Problem
Continue the excerpt below on the abstract formulation of the collaborative planning model, starting right after its final sentence.

Document excerpt
================================
3.3. Abstract Expression

For the purpose of facilitating discussion, the collaborative planning model is formulated in an abstract manner, as demonstrated in Equations (65)–(68). Specifically, ${\mathit{x}}_t$ denotes the binary decision variables for stage $t$, encompassing the selection of CFPP retrofitting pathways and investments in renewable energy resources and energy storage systems. The continuous variables, ${\mathit{y}}_t$, represent the optimal operational decisions for each stage, such as the output of CFPPs and the charging, discharging, and energy levels of energy storage systems. Notably, constraint (67) pertains to investment constraints, while all operational constraints that couple investment and operational decision variables are presented in (68).

$$\underset{\left\{\mathit{x},\mathit{y}\right\}}{\min }{\sum }_{t=1}^{NT}{\mathit{c}}_a^{\mathrm{T}}{\mathit{x}}_t+{\mathit{c}}_b^{\mathrm{T}}{\mathit{y}}_t$$

(65)

$$\mathrm{s}.\mathrm{t}.{\mathit{x}}_t\in \left\{0,1\right\}$$

(66)

$$\mathit{A}{x}_t\le {\mathit{c}}_{\mathit{l}}$$

(67)

$$\mathit{D}{\mathit{x}}_t+\mathit{E}{\mathit{y}}_t\le \mathit{f}$$

(68)

where ${\mathit{c}}_a$, ${\mathit{c}}_b$, ${\mathit{c}}_l$, $\mathit{f}$, and $\mathit{A}$, $\mathit{D}$, $\mathit{E}$ denote abstract vector and matrix representations of appropriate dimensions.
================================
Listing
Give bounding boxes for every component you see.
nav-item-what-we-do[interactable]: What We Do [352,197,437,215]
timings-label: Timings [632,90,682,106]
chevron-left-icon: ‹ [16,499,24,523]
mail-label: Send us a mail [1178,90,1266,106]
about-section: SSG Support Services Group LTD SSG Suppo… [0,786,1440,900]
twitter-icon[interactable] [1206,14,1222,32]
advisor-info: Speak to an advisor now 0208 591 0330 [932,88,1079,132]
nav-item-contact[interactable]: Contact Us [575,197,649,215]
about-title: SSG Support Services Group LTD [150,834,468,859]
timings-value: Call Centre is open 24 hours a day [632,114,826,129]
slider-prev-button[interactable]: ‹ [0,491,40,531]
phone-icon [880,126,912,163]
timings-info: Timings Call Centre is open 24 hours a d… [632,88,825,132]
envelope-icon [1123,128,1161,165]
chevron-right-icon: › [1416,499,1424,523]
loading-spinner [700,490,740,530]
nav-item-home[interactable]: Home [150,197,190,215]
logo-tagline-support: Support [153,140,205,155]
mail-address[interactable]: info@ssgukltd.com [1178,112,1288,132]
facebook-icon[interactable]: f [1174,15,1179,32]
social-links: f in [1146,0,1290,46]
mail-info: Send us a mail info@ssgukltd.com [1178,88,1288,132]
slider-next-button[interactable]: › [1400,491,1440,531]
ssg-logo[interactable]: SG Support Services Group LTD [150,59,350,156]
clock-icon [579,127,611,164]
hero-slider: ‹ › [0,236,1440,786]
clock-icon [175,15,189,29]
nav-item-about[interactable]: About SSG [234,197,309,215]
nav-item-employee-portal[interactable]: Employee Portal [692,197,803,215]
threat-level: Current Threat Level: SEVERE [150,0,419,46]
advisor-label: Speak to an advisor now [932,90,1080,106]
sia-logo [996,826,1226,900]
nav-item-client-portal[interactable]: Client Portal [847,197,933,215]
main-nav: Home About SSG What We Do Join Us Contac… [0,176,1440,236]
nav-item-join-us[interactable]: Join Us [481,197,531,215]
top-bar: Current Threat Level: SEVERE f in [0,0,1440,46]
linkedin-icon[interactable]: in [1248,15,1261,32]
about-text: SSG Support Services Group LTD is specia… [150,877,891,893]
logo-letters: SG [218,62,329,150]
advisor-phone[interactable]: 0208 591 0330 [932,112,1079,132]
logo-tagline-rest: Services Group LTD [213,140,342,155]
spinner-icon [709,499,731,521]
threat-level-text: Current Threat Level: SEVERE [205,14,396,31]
================================
Response to the task
3.4. Collaborative Planning Model Considering Uncertainties of Renewable Energy Sources

The uncertainty of renewable energy poses a major challenge in the low-carbon transformation of power systems. To address this, a stochastic programming model for coordinated planning is proposed. In this model, the decision variables are divided into two parts: discrete investment decisions, which constitute the first stage; and flexible power and energy storage charging and discharging capacities, referred to as the second-stage variables. The first-stage variables remain fixed regardless of uncertainty, while the second-stage variables adjust in response to uncertainty. The Monte Carlo simulation method is used to generate a sufficient number of renewable energy uncertainty scenarios, which are then reduced using a reduction scheme technique to obtain a few representative scenarios, balancing computation speed and result accuracy [25]. As a result, Equations (65)–(68) can be rewritten as follows:

$$\underset{\left\{\mathit{x},\mathit{y}\right\}}{\min }{\sum }_{t=1}^{NT}\left({\mathit{c}}_a^{\mathrm{T}}{\mathit{x}}_t+{\sum }_{\varrho =1}^{RS}{p_{\varrho }\mathit{c}}_b^{\mathrm{T}}{\mathit{y}}_{t,\varrho }\left({\upsilon }_{t,\varrho }\right)\right)$$

(69)

$$\mathrm{s}.\mathrm{t}.{\mathit{x}}_t\in \left\{0,1\right\}$$

(70)

$$\mathit{A}{x}_t\le {\mathit{c}}_{\mathit{l}}$$

(71)

$$\mathit{D}{\mathit{x}}_t+\mathit{E}{\mathit{y}}_{t,\varrho }\left({\upsilon }_{t,\varrho }\right)\le \mathit{f}$$

(72)

where ${\upsilon }_{t,\varrho }$ represents the $\varrho$-th scenario, and $p_{\varrho }$ denotes the probability of scenario $\varrho$.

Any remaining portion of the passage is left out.